■ **Extracted records**
————

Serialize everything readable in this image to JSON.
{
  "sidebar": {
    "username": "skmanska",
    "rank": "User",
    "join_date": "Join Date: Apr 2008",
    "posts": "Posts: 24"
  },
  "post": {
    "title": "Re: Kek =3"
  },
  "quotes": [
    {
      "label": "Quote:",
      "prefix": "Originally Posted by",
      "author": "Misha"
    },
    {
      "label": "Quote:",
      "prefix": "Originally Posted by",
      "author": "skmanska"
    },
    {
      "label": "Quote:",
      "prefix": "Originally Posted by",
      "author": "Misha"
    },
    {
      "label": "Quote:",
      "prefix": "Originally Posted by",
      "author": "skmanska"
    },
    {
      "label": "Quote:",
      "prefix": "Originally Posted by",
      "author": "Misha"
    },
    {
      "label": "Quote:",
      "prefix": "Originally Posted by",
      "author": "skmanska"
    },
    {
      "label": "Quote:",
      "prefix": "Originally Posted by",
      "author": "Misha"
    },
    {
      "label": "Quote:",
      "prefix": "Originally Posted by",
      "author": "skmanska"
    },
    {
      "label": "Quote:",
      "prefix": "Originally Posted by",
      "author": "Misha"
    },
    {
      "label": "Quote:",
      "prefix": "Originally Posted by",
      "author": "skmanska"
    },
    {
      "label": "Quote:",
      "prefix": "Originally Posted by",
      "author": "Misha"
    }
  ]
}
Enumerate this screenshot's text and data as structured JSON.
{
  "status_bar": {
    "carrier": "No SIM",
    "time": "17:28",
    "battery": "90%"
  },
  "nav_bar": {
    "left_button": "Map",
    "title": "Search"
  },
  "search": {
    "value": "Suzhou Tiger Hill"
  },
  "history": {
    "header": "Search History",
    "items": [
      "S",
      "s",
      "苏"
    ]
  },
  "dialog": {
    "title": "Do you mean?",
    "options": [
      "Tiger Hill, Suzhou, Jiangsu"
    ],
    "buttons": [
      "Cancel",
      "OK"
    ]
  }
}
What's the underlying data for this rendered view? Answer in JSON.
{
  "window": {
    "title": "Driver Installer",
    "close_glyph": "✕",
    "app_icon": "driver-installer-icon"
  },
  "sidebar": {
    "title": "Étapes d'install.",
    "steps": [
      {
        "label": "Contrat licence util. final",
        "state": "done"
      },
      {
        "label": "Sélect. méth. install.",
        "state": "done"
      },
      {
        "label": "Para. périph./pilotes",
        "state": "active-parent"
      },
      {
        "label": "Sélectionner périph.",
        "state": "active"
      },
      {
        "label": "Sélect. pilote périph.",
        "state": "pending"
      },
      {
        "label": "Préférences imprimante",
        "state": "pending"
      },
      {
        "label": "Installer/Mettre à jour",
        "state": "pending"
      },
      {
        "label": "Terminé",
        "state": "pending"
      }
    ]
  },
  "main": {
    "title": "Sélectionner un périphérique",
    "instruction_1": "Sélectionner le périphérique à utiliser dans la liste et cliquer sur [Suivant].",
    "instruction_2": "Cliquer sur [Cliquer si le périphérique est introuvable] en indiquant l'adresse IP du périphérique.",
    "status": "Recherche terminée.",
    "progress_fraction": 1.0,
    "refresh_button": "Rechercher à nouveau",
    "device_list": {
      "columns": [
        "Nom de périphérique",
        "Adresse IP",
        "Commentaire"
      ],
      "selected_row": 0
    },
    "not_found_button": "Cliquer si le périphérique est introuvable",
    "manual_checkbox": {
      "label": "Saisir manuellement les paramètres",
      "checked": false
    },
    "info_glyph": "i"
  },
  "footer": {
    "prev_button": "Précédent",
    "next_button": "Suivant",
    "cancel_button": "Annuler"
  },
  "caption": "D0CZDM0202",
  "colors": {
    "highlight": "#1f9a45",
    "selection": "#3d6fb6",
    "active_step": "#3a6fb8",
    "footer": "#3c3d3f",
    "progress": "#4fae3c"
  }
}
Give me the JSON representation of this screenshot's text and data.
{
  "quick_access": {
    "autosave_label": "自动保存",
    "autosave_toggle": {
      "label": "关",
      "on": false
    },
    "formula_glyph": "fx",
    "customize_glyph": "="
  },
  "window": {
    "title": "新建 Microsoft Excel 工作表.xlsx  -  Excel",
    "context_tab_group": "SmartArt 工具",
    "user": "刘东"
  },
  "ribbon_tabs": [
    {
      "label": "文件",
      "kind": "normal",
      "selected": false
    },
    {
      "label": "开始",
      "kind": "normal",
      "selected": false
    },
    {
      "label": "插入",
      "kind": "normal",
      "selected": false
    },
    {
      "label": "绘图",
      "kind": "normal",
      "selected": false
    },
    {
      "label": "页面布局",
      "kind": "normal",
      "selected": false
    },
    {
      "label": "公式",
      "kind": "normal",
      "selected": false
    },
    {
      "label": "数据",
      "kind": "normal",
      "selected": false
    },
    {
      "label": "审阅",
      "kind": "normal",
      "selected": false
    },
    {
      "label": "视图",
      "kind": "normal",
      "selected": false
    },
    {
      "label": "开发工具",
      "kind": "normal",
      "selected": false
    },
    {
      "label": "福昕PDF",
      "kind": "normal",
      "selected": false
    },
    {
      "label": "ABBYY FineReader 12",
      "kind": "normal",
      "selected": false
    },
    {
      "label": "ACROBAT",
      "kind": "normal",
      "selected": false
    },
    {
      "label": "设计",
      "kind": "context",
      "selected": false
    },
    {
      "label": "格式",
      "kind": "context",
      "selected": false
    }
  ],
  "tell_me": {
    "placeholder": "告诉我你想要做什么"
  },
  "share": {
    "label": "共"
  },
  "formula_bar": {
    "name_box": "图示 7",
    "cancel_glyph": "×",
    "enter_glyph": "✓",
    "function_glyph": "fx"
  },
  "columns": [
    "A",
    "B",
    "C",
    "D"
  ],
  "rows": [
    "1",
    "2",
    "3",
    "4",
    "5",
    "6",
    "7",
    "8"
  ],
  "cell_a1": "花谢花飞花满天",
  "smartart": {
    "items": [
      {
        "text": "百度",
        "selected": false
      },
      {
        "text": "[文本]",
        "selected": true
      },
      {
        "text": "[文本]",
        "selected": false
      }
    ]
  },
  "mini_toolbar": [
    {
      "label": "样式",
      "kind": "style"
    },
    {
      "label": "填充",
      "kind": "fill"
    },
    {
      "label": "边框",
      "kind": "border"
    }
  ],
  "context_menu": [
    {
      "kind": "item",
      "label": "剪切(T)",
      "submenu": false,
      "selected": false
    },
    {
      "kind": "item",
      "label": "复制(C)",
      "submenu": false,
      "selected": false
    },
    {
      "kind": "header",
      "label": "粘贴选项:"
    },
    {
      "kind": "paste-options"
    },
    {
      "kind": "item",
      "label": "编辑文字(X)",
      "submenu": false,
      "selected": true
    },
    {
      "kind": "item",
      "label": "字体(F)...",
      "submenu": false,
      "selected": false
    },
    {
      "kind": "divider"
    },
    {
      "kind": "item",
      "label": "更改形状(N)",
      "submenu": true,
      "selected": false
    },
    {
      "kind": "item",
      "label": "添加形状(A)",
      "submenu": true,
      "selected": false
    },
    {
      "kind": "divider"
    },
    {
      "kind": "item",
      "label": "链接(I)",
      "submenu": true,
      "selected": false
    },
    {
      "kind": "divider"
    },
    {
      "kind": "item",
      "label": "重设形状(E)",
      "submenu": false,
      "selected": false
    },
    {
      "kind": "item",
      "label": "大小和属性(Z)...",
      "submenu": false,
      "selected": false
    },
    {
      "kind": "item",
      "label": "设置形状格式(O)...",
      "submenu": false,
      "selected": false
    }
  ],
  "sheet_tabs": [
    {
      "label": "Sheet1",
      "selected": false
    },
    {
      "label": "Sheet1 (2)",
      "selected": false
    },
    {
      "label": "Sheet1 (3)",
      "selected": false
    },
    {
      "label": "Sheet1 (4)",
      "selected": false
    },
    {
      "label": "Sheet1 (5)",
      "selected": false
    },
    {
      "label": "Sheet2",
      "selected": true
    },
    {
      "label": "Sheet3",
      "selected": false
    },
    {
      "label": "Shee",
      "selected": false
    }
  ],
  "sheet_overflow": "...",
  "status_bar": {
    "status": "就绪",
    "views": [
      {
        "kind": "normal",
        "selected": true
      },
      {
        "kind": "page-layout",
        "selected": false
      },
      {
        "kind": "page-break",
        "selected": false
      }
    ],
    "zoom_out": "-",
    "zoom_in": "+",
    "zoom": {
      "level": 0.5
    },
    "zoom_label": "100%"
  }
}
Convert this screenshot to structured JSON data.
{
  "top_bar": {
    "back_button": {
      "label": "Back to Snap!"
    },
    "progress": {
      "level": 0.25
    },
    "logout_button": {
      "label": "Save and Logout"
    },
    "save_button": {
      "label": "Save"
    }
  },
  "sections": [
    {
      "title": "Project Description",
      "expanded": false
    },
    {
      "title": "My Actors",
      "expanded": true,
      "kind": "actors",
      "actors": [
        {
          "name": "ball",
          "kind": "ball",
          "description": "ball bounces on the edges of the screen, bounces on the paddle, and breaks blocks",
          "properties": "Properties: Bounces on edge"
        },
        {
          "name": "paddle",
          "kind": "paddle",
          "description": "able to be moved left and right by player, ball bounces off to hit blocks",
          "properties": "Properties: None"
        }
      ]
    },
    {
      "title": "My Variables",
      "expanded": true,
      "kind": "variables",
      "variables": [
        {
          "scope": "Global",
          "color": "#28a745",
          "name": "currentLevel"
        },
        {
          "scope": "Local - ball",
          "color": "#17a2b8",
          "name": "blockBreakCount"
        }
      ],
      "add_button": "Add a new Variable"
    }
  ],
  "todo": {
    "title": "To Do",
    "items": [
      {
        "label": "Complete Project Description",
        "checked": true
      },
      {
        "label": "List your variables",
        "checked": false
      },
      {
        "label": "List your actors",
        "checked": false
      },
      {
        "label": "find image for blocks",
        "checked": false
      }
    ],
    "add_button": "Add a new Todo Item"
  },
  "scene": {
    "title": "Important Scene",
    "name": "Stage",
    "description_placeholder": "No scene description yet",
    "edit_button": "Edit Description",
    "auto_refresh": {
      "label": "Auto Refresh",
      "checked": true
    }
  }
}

————

■ **Aim**
Return a copy of every line that includes the word "this".

■ **The reply**
Serialize everything readable in this image to JSON.
Enumerate this screenshot's text and data as structured JSON.
What's the underlying data for this rendered view? Answer in JSON.
Give me the JSON representation of this screenshot's text and data.
Convert this screenshot to structured JSON data.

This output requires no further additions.